START DATA LINES

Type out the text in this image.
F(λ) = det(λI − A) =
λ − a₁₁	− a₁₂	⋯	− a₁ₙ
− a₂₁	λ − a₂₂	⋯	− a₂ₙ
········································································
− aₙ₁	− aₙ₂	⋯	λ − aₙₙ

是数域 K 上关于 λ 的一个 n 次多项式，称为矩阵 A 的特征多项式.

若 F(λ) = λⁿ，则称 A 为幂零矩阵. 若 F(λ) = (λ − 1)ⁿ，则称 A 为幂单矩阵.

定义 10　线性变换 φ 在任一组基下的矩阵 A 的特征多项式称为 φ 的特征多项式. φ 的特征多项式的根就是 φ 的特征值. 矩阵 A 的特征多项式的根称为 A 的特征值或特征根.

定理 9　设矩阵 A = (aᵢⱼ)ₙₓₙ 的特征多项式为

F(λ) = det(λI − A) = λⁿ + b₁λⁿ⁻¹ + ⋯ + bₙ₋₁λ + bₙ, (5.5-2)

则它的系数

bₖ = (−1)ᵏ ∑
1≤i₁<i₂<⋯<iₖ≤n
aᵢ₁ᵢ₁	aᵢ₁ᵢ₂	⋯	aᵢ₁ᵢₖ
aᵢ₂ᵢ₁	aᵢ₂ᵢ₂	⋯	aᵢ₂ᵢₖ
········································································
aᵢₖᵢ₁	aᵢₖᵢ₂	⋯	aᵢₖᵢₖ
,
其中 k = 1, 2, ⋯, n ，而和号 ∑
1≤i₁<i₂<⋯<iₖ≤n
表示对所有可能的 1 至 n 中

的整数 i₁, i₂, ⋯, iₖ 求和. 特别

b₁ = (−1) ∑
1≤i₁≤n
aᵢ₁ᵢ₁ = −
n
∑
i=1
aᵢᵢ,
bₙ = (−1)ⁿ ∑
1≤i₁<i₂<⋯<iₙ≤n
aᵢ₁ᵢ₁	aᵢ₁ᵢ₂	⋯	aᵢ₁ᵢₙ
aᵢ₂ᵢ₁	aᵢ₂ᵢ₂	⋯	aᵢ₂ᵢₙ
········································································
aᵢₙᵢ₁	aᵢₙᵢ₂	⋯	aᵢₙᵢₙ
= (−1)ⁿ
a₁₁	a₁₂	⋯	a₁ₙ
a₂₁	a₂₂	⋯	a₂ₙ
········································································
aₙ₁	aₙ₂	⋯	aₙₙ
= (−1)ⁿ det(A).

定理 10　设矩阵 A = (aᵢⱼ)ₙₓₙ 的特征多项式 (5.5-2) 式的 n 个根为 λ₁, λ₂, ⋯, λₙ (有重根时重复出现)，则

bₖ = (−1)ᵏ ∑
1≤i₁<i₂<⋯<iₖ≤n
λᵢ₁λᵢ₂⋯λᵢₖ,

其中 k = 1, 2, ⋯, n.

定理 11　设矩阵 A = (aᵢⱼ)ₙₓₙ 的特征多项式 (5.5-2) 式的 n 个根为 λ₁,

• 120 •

END DATA LINES

(SET TASK):
The records above are to be repeated exactly, in their entirety.

(WRITTEN RESPONSE):
Type out the text in this image.
F(λ) = det(λI − A) =
λ − a₁₁	− a₁₂	⋯	− a₁ₙ
− a₂₁	λ − a₂₂	⋯	− a₂ₙ
········································································
− aₙ₁	− aₙ₂	⋯	λ − aₙₙ

是数域 K 上关于 λ 的一个 n 次多项式，称为矩阵 A 的特征多项式.

若 F(λ) = λⁿ，则称 A 为幂零矩阵. 若 F(λ) = (λ − 1)ⁿ，则称 A 为幂单矩阵.

定义 10　线性变换 φ 在任一组基下的矩阵 A 的特征多项式称为 φ 的特征多项式. φ 的特征多项式的根就是 φ 的特征值. 矩阵 A 的特征多项式的根称为 A 的特征值或特征根.

定理 9　设矩阵 A = (aᵢⱼ)ₙₓₙ 的特征多项式为

F(λ) = det(λI − A) = λⁿ + b₁λⁿ⁻¹ + ⋯ + bₙ₋₁λ + bₙ, (5.5-2)

则它的系数

bₖ = (−1)ᵏ ∑
1≤i₁<i₂<⋯<iₖ≤n
aᵢ₁ᵢ₁	aᵢ₁ᵢ₂	⋯	aᵢ₁ᵢₖ
aᵢ₂ᵢ₁	aᵢ₂ᵢ₂	⋯	aᵢ₂ᵢₖ
········································································
aᵢₖᵢ₁	aᵢₖᵢ₂	⋯	aᵢₖᵢₖ
,
其中 k = 1, 2, ⋯, n ，而和号 ∑
1≤i₁<i₂<⋯<iₖ≤n
表示对所有可能的 1 至 n 中

的整数 i₁, i₂, ⋯, iₖ 求和. 特别

b₁ = (−1) ∑
1≤i₁≤n
aᵢ₁ᵢ₁ = −
n
∑
i=1
aᵢᵢ,
bₙ = (−1)ⁿ ∑
1≤i₁<i₂<⋯<iₙ≤n
aᵢ₁ᵢ₁	aᵢ₁ᵢ₂	⋯	aᵢ₁ᵢₙ
aᵢ₂ᵢ₁	aᵢ₂ᵢ₂	⋯	aᵢ₂ᵢₙ
········································································
aᵢₙᵢ₁	aᵢₙᵢ₂	⋯	aᵢₙᵢₙ
= (−1)ⁿ
a₁₁	a₁₂	⋯	a₁ₙ
a₂₁	a₂₂	⋯	a₂ₙ
········································································
aₙ₁	aₙ₂	⋯	aₙₙ
= (−1)ⁿ det(A).

定理 10　设矩阵 A = (aᵢⱼ)ₙₓₙ 的特征多项式 (5.5-2) 式的 n 个根为 λ₁, λ₂, ⋯, λₙ (有重根时重复出现)，则

bₖ = (−1)ᵏ ∑
1≤i₁<i₂<⋯<iₖ≤n
λᵢ₁λᵢ₂⋯λᵢₖ,

其中 k = 1, 2, ⋯, n.

定理 11　设矩阵 A = (aᵢⱼ)ₙₓₙ 的特征多项式 (5.5-2) 式的 n 个根为 λ₁,

• 120 •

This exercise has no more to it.